Collected data
########

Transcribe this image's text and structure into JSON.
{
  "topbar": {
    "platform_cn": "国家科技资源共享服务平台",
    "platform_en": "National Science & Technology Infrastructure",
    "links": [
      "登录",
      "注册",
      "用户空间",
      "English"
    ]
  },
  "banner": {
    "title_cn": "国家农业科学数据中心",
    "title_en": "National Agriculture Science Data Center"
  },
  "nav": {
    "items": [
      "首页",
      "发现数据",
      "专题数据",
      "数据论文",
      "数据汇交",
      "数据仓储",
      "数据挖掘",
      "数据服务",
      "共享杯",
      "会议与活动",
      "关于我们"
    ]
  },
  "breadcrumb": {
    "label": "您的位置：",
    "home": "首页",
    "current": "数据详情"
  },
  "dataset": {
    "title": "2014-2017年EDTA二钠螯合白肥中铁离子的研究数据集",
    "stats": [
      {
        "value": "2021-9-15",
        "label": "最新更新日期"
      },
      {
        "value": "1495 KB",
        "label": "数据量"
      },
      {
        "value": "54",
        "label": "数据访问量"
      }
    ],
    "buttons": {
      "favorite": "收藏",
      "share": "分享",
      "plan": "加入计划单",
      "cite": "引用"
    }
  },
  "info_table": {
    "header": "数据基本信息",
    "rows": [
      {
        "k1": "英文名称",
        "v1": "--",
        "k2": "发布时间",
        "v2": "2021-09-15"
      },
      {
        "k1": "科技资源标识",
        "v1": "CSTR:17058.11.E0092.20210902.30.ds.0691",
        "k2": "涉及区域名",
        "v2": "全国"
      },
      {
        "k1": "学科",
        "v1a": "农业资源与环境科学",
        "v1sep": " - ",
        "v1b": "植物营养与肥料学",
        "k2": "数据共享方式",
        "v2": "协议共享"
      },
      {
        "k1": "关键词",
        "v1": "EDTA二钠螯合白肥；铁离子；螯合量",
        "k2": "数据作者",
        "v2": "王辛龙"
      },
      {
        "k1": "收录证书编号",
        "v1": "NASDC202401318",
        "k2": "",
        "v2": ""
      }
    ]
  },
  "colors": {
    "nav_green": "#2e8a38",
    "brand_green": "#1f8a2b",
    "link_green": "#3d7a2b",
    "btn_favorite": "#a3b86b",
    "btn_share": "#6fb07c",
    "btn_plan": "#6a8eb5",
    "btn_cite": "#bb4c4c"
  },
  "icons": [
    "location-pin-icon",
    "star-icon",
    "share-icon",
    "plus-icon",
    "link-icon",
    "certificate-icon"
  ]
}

########

▸ Task details:
Word for word, write out all of the data above.

▸ Full solution:
Transcribe this image's text and structure into JSON.
{
  "topbar": {
    "platform_cn": "国家科技资源共享服务平台",
    "platform_en": "National Science & Technology Infrastructure",
    "links": [
      "登录",
      "注册",
      "用户空间",
      "English"
    ]
  },
  "banner": {
    "title_cn": "国家农业科学数据中心",
    "title_en": "National Agriculture Science Data Center"
  },
  "nav": {
    "items": [
      "首页",
      "发现数据",
      "专题数据",
      "数据论文",
      "数据汇交",
      "数据仓储",
      "数据挖掘",
      "数据服务",
      "共享杯",
      "会议与活动",
      "关于我们"
    ]
  },
  "breadcrumb": {
    "label": "您的位置：",
    "home": "首页",
    "current": "数据详情"
  },
  "dataset": {
    "title": "2014-2017年EDTA二钠螯合白肥中铁离子的研究数据集",
    "stats": [
      {
        "value": "2021-9-15",
        "label": "最新更新日期"
      },
      {
        "value": "1495 KB",
        "label": "数据量"
      },
      {
        "value": "54",
        "label": "数据访问量"
      }
    ],
    "buttons": {
      "favorite": "收藏",
      "share": "分享",
      "plan": "加入计划单",
      "cite": "引用"
    }
  },
  "info_table": {
    "header": "数据基本信息",
    "rows": [
      {
        "k1": "英文名称",
        "v1": "--",
        "k2": "发布时间",
        "v2": "2021-09-15"
      },
      {
        "k1": "科技资源标识",
        "v1": "CSTR:17058.11.E0092.20210902.30.ds.0691",
        "k2": "涉及区域名",
        "v2": "全国"
      },
      {
        "k1": "学科",
        "v1a": "农业资源与环境科学",
        "v1sep": " - ",
        "v1b": "植物营养与肥料学",
        "k2": "数据共享方式",
        "v2": "协议共享"
      },
      {
        "k1": "关键词",
        "v1": "EDTA二钠螯合白肥；铁离子；螯合量",
        "k2": "数据作者",
        "v2": "王辛龙"
      },
      {
        "k1": "收录证书编号",
        "v1": "NASDC202401318",
        "k2": "",
        "v2": ""
      }
    ]
  },
  "colors": {
    "nav_green": "#2e8a38",
    "brand_green": "#1f8a2b",
    "link_green": "#3d7a2b",
    "btn_favorite": "#a3b86b",
    "btn_share": "#6fb07c",
    "btn_plan": "#6a8eb5",
    "btn_cite": "#bb4c4c"
  },
  "icons": [
    "location-pin-icon",
    "star-icon",
    "share-icon",
    "plus-icon",
    "link-icon",
    "certificate-icon"
  ]
}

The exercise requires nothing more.